Исходный текст:
Я знаю, что в подлинном отношении к человеку есть нечто, что существеннее и долговечнее несведенных счетов, раздраженного самолюбия, горечи и даже горя, — это благодарность за пережитый пафос, и особенно за то, что никогда не придется его стыдиться.
Речь Шкловского эстетически значима, притом не кусками, а вся сплошь. Это специфическая система, функционирующая уже независимо от его воли, — то есть своего рода диалект. Вот почему Шкловский не может заговорить непохоже; у него нет других слов. Он не может открыть люк в своем диалекте, через который собеседник увидал бы другой речевой пласт, домашний, хранимый про себя. Поэтому он нисколько не похож на салонного разговорщика или на эстрадного речедержателя, а более всего похож на диалектический экспонат. Есть множество самых нейтральных слов и словосочетаний, которые никак не могли бы быть им произнесены. Он, например, не может просто сказать: «Я совсем забыл, что мне надо зайти к Всеволоду Иванову».
Служащий работает в служебные часы. Ученый работает после работы. Он может работать (обдумывать) и за обедом, и на прогулке; но он может выделять для себя и часы полного отдыха, совершенной умственной пустоты, которая наступает внезапно и непостижимо, как сон. Только писатель (я разумею — настоящий писатель) не имеет возможности отдыхать: он должен безостановочно переживать жизнь. Для литературного быта 20-х годов все более характерным становится совмещение
Счастливые люди не вызывают во мне зависти, даже если они очень счастливы, ни раздражения, даже если они очень довольны: вообще никогда не вызывают никаких дурных чувств. Способность быть счастливым — такая же психологическая конкретность, как ум, как мужество или доброта. Для меня важнее поговорить час со счастливым человеком, чем с умным. Я привыкла к умным людям; я знаю по опыту, что не так много нового и интересного может рассказать один умный человек другому (особенно, если они одной специальности). Зато счастливый человек, даже если он, что мало вероятно, филолог, — всегда откровение, овеществленное разрешение основной жизненной задачи.

Задания:
(a) На что, согласно тексту, более всего похож Шкловский?
(b) Повторите фрагмент текста от слов «Я знаю, что» до слов «придется его стыдиться.» включительно.

Доступные данные:

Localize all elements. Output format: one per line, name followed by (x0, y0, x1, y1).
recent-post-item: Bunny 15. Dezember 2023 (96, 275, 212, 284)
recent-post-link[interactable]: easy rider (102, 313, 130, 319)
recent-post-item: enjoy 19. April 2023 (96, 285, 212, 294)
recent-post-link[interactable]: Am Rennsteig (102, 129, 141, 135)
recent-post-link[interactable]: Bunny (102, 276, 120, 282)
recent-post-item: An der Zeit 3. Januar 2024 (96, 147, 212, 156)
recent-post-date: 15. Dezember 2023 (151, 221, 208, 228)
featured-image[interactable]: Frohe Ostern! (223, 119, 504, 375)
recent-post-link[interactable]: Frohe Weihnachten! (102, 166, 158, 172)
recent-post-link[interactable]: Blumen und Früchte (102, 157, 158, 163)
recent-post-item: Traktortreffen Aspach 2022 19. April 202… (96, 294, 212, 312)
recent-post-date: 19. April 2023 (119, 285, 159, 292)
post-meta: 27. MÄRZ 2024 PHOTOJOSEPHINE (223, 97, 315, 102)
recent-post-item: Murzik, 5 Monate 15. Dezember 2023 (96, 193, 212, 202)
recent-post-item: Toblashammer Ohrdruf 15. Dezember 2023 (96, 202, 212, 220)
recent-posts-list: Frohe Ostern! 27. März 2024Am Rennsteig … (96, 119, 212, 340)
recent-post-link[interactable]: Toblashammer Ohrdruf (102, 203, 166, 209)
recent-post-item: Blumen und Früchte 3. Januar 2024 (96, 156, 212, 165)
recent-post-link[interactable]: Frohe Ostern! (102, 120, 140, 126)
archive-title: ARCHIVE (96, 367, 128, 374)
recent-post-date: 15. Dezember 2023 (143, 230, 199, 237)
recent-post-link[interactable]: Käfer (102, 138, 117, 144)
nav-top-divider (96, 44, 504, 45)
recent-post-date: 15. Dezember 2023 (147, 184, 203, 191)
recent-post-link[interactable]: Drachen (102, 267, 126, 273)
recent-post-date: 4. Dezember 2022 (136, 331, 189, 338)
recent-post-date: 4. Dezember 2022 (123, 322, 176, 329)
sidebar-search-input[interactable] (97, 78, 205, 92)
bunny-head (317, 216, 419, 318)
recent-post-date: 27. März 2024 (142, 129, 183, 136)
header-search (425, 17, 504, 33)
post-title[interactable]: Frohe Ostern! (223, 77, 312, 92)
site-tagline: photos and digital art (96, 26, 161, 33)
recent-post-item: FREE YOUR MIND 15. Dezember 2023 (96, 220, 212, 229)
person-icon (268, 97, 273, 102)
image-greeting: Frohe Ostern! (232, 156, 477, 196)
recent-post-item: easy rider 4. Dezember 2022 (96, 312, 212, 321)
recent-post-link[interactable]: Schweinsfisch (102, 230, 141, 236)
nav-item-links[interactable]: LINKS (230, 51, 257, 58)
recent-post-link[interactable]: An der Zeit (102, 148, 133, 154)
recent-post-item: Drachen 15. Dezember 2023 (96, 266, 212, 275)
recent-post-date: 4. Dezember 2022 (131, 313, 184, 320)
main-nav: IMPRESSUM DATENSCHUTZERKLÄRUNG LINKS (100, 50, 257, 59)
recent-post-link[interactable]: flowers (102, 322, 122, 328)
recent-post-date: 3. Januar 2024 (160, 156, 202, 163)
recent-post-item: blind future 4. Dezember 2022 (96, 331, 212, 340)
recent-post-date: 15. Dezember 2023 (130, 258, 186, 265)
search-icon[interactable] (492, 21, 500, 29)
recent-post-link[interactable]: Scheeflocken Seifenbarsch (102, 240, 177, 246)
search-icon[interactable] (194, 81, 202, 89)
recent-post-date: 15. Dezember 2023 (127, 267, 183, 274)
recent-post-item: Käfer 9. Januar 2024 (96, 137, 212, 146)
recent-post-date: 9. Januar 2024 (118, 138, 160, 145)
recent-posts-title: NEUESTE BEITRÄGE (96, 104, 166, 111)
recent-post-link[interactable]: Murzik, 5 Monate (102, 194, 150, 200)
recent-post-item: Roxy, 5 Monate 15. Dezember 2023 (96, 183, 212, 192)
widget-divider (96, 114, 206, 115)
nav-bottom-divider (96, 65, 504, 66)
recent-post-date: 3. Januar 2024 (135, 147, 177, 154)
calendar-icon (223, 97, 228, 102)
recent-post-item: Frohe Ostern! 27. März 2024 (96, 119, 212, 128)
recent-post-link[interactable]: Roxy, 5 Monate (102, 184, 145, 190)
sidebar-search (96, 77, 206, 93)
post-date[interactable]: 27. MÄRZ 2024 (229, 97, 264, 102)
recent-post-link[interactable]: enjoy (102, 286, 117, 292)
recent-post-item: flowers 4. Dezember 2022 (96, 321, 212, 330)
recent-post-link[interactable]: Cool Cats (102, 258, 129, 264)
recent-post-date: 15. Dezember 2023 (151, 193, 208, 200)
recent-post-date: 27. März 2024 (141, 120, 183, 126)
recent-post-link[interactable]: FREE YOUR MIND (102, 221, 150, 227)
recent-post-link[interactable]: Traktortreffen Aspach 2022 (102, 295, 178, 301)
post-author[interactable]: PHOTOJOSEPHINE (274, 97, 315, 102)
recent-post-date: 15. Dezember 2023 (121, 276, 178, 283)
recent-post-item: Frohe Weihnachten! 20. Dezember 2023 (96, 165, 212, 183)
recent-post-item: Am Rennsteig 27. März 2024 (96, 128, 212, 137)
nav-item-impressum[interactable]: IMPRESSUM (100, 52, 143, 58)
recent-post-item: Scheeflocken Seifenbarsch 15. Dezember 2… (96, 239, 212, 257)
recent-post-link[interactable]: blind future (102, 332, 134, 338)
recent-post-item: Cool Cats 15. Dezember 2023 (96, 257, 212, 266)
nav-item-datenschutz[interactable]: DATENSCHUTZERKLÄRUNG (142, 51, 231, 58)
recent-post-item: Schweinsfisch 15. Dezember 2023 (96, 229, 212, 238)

Ответы к заданиям:
(a) На диалектический экспонат.

(b)
Я знаю, что в подлинном отношении к человеку есть нечто, что существеннее и долговечнее несведенных счетов, раздраженного самолюбия, горечи и даже горя, — это благодарность за пережитый пафос, и особенно за то, что никогда не придется его стыдиться.